▸ SOURCE RECORDS:
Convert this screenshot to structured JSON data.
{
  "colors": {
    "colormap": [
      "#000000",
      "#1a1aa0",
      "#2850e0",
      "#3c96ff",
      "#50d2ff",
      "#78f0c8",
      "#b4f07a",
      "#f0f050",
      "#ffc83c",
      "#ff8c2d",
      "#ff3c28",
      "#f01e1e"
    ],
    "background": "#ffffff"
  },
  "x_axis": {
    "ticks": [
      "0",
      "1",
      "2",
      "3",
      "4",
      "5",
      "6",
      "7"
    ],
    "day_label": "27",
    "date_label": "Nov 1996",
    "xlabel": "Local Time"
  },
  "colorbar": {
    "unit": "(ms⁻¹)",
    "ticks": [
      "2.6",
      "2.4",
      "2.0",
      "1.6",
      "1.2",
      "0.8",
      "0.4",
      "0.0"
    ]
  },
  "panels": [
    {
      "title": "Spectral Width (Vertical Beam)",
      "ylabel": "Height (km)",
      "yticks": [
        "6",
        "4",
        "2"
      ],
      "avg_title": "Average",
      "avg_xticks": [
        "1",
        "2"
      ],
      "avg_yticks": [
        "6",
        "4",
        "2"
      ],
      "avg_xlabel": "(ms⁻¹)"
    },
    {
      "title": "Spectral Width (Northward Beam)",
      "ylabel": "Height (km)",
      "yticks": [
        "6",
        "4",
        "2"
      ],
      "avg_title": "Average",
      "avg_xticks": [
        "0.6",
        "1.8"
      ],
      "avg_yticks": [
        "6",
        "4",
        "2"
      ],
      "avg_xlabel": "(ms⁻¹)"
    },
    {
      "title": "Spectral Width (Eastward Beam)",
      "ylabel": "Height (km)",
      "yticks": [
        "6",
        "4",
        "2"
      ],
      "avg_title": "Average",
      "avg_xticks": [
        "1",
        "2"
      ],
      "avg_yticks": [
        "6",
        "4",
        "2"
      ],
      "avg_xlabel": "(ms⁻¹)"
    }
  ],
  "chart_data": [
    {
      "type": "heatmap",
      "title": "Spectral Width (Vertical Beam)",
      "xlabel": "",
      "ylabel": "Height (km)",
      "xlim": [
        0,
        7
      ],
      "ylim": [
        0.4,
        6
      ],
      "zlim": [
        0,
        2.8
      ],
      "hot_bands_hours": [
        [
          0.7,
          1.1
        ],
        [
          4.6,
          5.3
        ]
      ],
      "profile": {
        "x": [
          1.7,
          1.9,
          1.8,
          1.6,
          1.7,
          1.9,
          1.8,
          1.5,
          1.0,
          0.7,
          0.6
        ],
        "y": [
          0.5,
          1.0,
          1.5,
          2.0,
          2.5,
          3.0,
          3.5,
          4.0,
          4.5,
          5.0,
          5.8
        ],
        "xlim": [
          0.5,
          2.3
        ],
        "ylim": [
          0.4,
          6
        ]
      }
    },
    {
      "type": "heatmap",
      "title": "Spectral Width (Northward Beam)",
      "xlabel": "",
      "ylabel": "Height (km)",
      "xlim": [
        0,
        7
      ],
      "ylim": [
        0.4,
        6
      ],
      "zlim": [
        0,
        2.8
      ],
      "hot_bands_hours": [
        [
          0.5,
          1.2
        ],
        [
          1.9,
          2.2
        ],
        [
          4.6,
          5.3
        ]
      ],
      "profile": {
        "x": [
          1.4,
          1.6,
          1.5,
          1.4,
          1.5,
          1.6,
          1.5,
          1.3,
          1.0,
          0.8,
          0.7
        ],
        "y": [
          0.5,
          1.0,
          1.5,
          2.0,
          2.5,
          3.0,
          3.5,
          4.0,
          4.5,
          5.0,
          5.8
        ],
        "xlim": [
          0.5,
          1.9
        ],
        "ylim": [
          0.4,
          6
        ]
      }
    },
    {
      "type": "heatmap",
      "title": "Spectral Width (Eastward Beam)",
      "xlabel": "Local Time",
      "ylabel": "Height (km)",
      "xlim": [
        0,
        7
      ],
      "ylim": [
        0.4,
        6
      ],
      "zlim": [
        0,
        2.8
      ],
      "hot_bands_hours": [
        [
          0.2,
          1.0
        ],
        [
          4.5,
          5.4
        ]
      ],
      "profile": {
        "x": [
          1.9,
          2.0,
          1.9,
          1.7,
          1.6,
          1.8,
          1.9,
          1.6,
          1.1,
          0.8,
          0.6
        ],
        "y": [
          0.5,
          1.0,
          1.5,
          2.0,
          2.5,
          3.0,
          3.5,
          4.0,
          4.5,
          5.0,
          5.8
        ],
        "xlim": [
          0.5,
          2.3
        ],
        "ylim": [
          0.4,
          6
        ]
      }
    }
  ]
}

▸ WHAT THIS TASK INVOLVES:
Retype every record above exactly as it appears.

▸ FULL SOLUTION:
Convert this screenshot to structured JSON data.
{
  "colors": {
    "colormap": [
      "#000000",
      "#1a1aa0",
      "#2850e0",
      "#3c96ff",
      "#50d2ff",
      "#78f0c8",
      "#b4f07a",
      "#f0f050",
      "#ffc83c",
      "#ff8c2d",
      "#ff3c28",
      "#f01e1e"
    ],
    "background": "#ffffff"
  },
  "x_axis": {
    "ticks": [
      "0",
      "1",
      "2",
      "3",
      "4",
      "5",
      "6",
      "7"
    ],
    "day_label": "27",
    "date_label": "Nov 1996",
    "xlabel": "Local Time"
  },
  "colorbar": {
    "unit": "(ms⁻¹)",
    "ticks": [
      "2.6",
      "2.4",
      "2.0",
      "1.6",
      "1.2",
      "0.8",
      "0.4",
      "0.0"
    ]
  },
  "panels": [
    {
      "title": "Spectral Width (Vertical Beam)",
      "ylabel": "Height (km)",
      "yticks": [
        "6",
        "4",
        "2"
      ],
      "avg_title": "Average",
      "avg_xticks": [
        "1",
        "2"
      ],
      "avg_yticks": [
        "6",
        "4",
        "2"
      ],
      "avg_xlabel": "(ms⁻¹)"
    },
    {
      "title": "Spectral Width (Northward Beam)",
      "ylabel": "Height (km)",
      "yticks": [
        "6",
        "4",
        "2"
      ],
      "avg_title": "Average",
      "avg_xticks": [
        "0.6",
        "1.8"
      ],
      "avg_yticks": [
        "6",
        "4",
        "2"
      ],
      "avg_xlabel": "(ms⁻¹)"
    },
    {
      "title": "Spectral Width (Eastward Beam)",
      "ylabel": "Height (km)",
      "yticks": [
        "6",
        "4",
        "2"
      ],
      "avg_title": "Average",
      "avg_xticks": [
        "1",
        "2"
      ],
      "avg_yticks": [
        "6",
        "4",
        "2"
      ],
      "avg_xlabel": "(ms⁻¹)"
    }
  ],
  "chart_data": [
    {
      "type": "heatmap",
      "title": "Spectral Width (Vertical Beam)",
      "xlabel": "",
      "ylabel": "Height (km)",
      "xlim": [
        0,
        7
      ],
      "ylim": [
        0.4,
        6
      ],
      "zlim": [
        0,
        2.8
      ],
      "hot_bands_hours": [
        [
          0.7,
          1.1
        ],
        [
          4.6,
          5.3
        ]
      ],
      "profile": {
        "x": [
          1.7,
          1.9,
          1.8,
          1.6,
          1.7,
          1.9,
          1.8,
          1.5,
          1.0,
          0.7,
          0.6
        ],
        "y": [
          0.5,
          1.0,
          1.5,
          2.0,
          2.5,
          3.0,
          3.5,
          4.0,
          4.5,
          5.0,
          5.8
        ],
        "xlim": [
          0.5,
          2.3
        ],
        "ylim": [
          0.4,
          6
        ]
      }
    },
    {
      "type": "heatmap",
      "title": "Spectral Width (Northward Beam)",
      "xlabel": "",
      "ylabel": "Height (km)",
      "xlim": [
        0,
        7
      ],
      "ylim": [
        0.4,
        6
      ],
      "zlim": [
        0,
        2.8
      ],
      "hot_bands_hours": [
        [
          0.5,
          1.2
        ],
        [
          1.9,
          2.2
        ],
        [
          4.6,
          5.3
        ]
      ],
      "profile": {
        "x": [
          1.4,
          1.6,
          1.5,
          1.4,
          1.5,
          1.6,
          1.5,
          1.3,
          1.0,
          0.8,
          0.7
        ],
        "y": [
          0.5,
          1.0,
          1.5,
          2.0,
          2.5,
          3.0,
          3.5,
          4.0,
          4.5,
          5.0,
          5.8
        ],
        "xlim": [
          0.5,
          1.9
        ],
        "ylim": [
          0.4,
          6
        ]
      }
    },
    {
      "type": "heatmap",
      "title": "Spectral Width (Eastward Beam)",
      "xlabel": "Local Time",
      "ylabel": "Height (km)",
      "xlim": [
        0,
        7
      ],
      "ylim": [
        0.4,
        6
      ],
      "zlim": [
        0,
        2.8
      ],
      "hot_bands_hours": [
        [
          0.2,
          1.0
        ],
        [
          4.5,
          5.4
        ]
      ],
      "profile": {
        "x": [
          1.9,
          2.0,
          1.9,
          1.7,
          1.6,
          1.8,
          1.9,
          1.6,
          1.1,
          0.8,
          0.6
        ],
        "y": [
          0.5,
          1.0,
          1.5,
          2.0,
          2.5,
          3.0,
          3.5,
          4.0,
          4.5,
          5.0,
          5.8
        ],
        "xlim": [
          0.5,
          2.3
        ],
        "ylim": [
          0.4,
          6
        ]
      }
    }
  ]
}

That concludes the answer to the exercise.